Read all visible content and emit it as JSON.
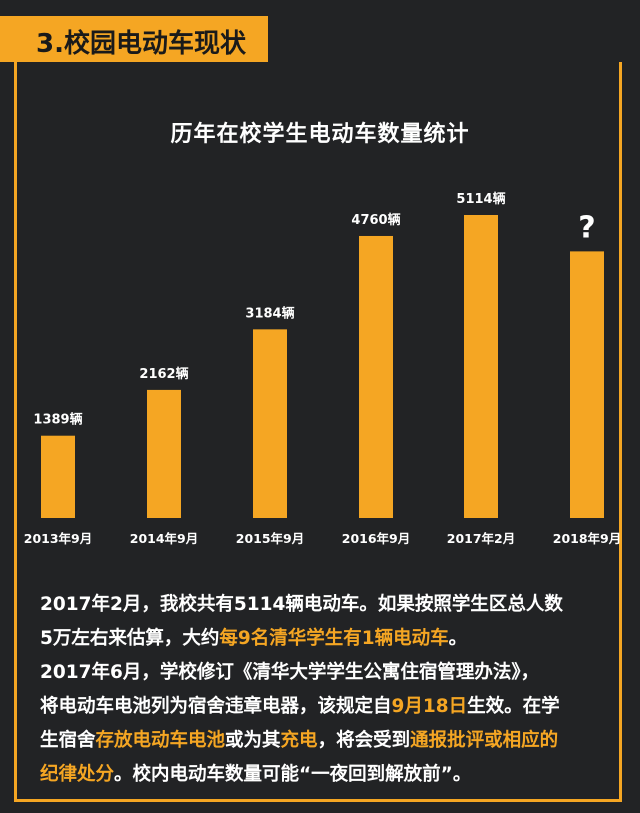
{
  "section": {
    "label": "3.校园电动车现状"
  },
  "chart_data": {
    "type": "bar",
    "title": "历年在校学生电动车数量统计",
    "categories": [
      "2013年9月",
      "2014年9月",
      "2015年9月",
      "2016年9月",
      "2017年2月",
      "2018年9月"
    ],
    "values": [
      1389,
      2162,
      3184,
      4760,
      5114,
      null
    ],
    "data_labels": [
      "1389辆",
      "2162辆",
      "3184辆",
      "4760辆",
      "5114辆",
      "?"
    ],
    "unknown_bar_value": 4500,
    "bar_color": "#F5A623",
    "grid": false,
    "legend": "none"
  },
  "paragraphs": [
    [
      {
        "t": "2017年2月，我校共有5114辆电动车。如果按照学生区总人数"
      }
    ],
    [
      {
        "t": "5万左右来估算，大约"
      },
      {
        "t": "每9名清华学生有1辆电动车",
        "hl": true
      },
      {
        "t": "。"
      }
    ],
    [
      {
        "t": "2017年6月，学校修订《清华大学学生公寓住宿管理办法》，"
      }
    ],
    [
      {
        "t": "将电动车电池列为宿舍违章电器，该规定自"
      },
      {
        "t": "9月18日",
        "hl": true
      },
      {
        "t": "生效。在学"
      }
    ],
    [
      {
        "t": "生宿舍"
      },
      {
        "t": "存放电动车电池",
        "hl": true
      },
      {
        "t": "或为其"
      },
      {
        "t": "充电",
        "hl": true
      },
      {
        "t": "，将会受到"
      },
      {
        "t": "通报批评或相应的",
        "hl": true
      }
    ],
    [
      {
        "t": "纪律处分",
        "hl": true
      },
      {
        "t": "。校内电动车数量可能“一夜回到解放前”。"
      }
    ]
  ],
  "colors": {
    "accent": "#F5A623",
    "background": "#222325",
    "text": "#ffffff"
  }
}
* * *
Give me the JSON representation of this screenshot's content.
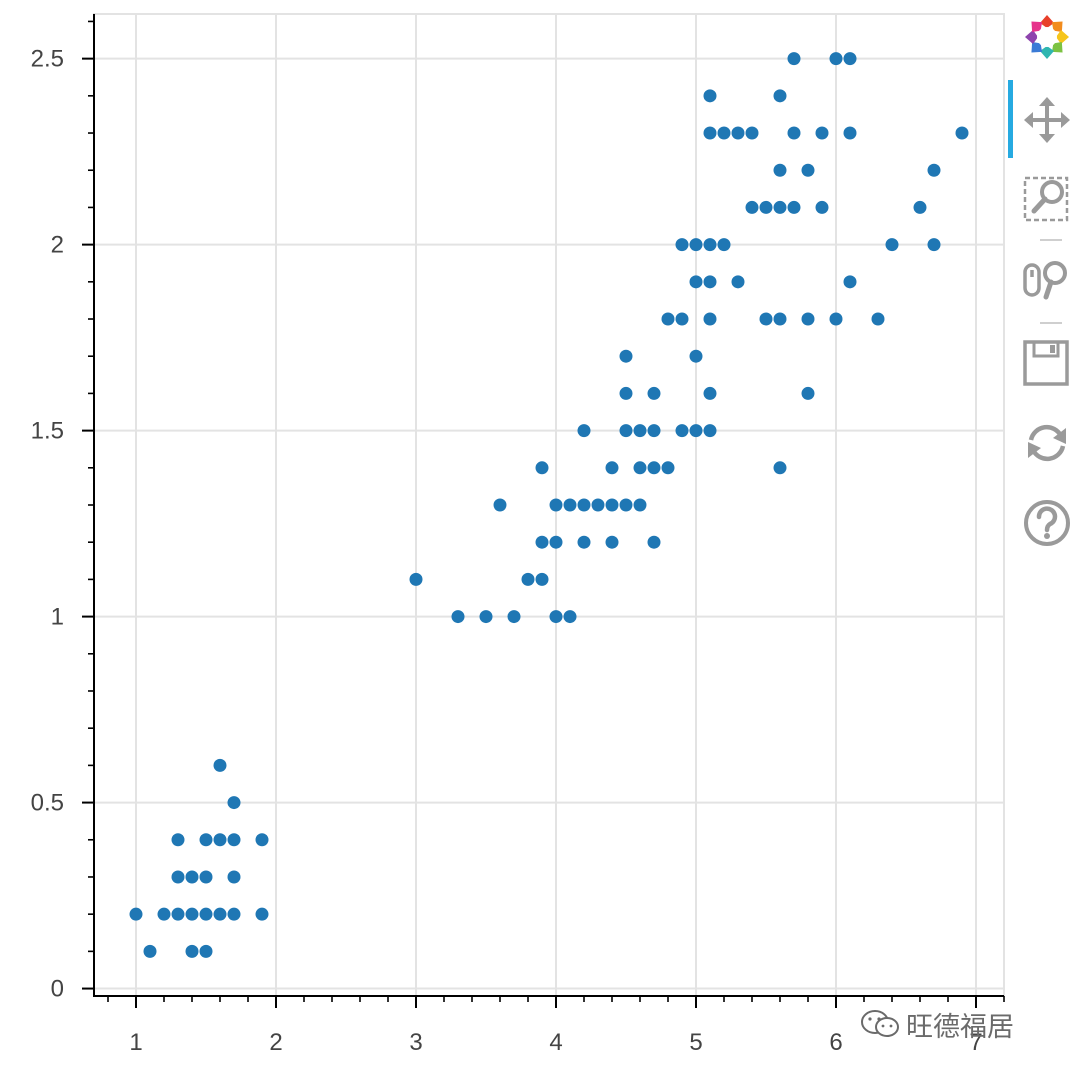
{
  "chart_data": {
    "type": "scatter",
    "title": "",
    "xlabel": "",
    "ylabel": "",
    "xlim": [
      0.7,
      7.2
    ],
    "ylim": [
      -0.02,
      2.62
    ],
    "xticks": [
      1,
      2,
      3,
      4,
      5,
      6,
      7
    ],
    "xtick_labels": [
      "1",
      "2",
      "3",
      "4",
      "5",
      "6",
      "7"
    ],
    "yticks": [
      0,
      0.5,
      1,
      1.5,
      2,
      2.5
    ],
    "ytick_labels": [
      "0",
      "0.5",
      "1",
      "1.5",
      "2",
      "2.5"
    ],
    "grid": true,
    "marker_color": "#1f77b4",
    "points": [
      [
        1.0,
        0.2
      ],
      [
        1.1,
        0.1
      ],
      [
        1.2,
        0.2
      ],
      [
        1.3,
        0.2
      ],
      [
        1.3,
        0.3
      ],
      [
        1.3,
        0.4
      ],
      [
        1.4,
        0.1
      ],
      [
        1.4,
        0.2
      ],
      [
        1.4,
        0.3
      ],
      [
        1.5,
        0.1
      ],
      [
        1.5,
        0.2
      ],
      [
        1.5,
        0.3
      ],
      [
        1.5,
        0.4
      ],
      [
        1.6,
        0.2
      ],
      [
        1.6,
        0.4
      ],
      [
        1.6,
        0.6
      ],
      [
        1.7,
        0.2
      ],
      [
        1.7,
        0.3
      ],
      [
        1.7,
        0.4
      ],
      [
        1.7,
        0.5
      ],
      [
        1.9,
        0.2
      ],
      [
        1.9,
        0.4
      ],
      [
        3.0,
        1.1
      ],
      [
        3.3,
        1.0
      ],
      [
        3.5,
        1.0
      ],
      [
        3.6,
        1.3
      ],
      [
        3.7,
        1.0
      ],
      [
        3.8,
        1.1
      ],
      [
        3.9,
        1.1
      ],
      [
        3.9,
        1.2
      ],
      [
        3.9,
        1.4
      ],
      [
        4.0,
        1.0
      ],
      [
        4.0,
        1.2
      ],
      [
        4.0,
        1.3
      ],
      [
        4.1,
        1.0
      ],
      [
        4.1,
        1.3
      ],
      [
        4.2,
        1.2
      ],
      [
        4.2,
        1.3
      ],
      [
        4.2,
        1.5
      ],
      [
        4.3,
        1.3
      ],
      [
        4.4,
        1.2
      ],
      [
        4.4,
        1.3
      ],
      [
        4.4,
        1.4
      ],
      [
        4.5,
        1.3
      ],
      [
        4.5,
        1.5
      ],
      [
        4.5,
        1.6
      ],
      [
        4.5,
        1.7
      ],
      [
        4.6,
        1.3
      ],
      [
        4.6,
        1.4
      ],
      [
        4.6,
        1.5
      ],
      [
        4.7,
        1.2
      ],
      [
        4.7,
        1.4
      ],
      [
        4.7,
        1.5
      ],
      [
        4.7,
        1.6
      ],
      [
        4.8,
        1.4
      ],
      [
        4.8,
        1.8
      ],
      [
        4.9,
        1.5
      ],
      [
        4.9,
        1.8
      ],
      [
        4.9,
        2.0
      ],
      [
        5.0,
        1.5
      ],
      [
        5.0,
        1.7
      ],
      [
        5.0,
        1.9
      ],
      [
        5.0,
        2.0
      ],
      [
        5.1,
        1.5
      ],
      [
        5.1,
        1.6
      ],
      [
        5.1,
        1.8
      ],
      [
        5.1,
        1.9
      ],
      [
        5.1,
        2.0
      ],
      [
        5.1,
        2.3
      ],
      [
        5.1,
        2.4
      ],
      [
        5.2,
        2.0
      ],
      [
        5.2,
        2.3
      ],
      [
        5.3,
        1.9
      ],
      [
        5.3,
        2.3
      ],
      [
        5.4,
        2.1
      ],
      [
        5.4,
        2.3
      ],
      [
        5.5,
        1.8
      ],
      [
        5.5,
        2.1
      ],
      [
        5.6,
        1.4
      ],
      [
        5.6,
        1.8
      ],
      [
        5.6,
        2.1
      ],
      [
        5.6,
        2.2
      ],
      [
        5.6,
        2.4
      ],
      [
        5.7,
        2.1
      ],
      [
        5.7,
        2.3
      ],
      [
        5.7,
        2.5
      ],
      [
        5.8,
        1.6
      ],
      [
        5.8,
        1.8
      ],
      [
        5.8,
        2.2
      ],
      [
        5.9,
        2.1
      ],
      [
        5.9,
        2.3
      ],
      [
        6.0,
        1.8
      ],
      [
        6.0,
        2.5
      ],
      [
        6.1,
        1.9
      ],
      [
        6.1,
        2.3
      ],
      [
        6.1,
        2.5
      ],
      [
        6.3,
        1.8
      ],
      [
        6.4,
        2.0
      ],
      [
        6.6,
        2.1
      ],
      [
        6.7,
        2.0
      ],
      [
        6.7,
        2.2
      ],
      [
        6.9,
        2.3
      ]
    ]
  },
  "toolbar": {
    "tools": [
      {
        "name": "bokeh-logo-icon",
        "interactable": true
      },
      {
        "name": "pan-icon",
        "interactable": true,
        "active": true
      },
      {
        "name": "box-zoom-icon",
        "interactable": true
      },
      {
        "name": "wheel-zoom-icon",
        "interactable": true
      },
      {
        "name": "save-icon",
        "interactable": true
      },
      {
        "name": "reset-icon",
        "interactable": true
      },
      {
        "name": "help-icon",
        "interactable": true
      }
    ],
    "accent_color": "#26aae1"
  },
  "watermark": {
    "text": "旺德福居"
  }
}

** GIVEN PROBLEM **
Show every line in the records above that contains the word "name".

** TASK ANSWER **
        "name": "bokeh-logo-icon",
        "name": "pan-icon",
        "name": "box-zoom-icon",
        "name": "wheel-zoom-icon",
        "name": "save-icon",
        "name": "reset-icon",
        "name": "help-icon",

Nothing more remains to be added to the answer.